# DATA TO USE:
>> Begin
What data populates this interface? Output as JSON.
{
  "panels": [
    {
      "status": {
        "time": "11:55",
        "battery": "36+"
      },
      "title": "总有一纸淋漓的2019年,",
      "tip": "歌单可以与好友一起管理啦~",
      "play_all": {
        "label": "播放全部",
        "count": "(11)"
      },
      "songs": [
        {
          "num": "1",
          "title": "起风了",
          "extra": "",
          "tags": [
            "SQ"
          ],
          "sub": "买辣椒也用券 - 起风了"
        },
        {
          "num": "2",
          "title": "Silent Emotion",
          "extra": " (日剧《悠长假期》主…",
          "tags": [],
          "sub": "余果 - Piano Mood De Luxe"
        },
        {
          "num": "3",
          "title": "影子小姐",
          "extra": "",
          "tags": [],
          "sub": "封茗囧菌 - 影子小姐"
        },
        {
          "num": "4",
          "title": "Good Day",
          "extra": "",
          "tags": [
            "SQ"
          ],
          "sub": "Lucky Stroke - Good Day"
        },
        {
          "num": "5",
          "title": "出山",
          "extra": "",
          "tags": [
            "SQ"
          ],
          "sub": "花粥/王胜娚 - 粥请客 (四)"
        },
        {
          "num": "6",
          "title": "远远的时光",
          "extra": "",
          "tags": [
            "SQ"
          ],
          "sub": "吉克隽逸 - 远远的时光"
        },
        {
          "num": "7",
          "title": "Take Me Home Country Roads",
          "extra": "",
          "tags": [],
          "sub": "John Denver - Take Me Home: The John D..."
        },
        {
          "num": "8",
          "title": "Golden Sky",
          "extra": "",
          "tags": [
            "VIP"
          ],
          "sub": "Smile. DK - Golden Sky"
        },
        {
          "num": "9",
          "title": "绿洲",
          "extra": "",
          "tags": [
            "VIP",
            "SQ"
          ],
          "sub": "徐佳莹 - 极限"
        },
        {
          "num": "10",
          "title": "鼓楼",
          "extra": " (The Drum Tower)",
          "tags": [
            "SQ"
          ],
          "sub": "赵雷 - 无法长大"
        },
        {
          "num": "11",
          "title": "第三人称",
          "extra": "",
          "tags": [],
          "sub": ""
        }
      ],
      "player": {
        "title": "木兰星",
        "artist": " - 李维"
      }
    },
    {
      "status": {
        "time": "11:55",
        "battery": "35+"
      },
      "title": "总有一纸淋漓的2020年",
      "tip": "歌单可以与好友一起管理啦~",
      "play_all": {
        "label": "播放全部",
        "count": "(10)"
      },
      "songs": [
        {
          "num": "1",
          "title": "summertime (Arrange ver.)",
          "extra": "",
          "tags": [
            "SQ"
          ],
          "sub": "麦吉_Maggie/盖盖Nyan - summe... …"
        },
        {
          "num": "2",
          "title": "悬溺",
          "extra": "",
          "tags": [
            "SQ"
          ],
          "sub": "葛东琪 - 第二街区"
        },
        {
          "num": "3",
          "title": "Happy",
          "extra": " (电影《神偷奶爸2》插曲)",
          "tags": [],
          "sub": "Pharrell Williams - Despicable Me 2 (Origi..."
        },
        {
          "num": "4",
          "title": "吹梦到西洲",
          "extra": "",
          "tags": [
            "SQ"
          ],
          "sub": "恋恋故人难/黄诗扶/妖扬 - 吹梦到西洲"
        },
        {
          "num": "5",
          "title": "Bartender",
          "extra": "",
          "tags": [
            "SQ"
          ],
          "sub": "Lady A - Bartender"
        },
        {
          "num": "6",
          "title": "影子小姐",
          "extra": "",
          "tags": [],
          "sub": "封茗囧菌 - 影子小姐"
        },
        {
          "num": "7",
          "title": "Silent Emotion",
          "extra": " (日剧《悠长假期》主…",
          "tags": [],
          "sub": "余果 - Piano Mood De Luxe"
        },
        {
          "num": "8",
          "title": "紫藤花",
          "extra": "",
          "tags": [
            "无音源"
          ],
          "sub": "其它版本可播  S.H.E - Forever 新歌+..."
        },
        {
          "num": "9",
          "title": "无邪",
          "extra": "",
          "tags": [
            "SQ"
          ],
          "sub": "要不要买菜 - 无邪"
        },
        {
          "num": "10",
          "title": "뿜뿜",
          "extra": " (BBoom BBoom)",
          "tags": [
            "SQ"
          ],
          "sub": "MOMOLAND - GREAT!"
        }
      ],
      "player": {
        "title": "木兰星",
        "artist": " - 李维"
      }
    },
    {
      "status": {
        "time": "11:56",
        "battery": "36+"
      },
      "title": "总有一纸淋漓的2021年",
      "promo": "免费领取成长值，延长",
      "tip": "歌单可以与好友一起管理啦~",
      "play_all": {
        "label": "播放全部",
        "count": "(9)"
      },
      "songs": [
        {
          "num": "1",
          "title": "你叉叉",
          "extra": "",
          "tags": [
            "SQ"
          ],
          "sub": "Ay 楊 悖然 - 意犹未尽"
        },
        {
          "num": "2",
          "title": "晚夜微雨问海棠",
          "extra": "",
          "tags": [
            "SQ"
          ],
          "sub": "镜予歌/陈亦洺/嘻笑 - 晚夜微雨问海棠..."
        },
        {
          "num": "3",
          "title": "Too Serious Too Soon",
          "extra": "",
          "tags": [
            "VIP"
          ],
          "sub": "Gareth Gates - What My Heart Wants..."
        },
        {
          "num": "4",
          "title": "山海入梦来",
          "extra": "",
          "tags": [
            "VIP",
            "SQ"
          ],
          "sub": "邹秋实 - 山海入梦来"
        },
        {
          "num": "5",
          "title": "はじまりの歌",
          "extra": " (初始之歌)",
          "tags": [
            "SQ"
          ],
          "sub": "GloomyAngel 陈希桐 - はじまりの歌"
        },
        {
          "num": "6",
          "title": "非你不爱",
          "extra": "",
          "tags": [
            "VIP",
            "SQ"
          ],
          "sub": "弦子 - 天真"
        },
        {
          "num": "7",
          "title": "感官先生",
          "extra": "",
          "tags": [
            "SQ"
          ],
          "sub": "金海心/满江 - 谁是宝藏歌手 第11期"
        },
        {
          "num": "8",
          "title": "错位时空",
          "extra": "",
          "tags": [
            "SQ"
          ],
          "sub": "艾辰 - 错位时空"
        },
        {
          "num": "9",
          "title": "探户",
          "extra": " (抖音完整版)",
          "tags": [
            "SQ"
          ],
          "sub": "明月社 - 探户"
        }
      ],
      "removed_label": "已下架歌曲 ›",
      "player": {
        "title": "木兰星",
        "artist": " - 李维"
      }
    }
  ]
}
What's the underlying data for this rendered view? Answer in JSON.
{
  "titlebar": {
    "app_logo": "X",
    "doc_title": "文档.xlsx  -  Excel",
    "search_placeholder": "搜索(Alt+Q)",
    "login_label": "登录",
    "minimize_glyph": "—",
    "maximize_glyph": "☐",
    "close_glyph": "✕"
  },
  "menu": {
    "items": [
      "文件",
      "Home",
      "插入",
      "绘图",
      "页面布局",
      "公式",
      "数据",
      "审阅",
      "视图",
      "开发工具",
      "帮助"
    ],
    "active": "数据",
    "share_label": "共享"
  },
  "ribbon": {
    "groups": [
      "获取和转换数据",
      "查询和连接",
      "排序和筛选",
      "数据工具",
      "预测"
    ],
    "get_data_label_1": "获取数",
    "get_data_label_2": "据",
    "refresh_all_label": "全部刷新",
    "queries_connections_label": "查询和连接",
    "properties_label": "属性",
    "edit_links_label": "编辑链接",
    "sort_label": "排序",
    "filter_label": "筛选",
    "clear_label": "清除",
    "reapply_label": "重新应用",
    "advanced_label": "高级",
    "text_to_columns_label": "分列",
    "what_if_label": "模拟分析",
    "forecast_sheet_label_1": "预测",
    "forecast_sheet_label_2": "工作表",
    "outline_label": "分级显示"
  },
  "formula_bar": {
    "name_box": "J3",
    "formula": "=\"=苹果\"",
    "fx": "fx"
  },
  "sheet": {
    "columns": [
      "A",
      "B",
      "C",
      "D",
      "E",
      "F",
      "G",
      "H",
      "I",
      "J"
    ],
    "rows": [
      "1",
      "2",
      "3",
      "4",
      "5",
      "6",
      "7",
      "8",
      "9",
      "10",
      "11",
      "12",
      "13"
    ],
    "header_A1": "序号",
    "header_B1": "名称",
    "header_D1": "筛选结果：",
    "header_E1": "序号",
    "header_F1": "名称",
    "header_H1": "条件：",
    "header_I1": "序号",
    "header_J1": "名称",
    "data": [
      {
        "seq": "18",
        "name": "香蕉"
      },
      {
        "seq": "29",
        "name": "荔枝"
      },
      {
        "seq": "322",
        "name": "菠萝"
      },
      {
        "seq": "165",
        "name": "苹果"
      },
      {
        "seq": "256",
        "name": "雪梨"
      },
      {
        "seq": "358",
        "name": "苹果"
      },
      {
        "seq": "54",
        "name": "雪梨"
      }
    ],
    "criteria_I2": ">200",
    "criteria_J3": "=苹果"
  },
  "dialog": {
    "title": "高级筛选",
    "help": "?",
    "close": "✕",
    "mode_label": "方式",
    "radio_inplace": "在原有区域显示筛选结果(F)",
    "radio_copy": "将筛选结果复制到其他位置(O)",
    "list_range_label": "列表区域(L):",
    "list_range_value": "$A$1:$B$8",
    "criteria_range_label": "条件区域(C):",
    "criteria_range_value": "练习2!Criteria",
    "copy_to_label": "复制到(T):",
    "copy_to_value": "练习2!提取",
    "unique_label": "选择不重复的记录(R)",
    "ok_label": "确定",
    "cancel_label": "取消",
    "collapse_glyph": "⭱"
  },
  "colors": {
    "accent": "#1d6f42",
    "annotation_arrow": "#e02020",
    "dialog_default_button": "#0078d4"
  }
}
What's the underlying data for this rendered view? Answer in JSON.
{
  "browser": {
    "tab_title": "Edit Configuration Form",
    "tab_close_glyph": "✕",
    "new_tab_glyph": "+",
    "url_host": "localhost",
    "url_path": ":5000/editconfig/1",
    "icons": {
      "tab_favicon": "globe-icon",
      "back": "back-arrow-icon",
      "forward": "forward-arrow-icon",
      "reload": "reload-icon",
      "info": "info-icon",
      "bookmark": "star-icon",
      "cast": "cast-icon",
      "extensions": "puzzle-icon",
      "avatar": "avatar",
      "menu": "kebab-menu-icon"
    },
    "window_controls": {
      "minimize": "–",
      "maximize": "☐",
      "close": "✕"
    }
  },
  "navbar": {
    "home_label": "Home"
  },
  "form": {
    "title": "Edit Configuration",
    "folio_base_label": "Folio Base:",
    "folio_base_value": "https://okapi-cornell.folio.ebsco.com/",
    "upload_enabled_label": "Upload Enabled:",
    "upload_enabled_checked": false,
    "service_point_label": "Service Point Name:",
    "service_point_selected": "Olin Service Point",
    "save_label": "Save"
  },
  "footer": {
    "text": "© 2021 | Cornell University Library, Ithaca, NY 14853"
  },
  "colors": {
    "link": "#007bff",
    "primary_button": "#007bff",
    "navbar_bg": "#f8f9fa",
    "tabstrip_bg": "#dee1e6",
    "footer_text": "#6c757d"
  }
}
>> End
# PROMPT:
Go through the entries above and copy every line containing "晚夜微雨问海棠".

# OUTPUT FOR THIS TASK:
          "title": "晚夜微雨问海棠",
          "sub": "镜予歌/陈亦洺/嘻笑 - 晚夜微雨问海棠..."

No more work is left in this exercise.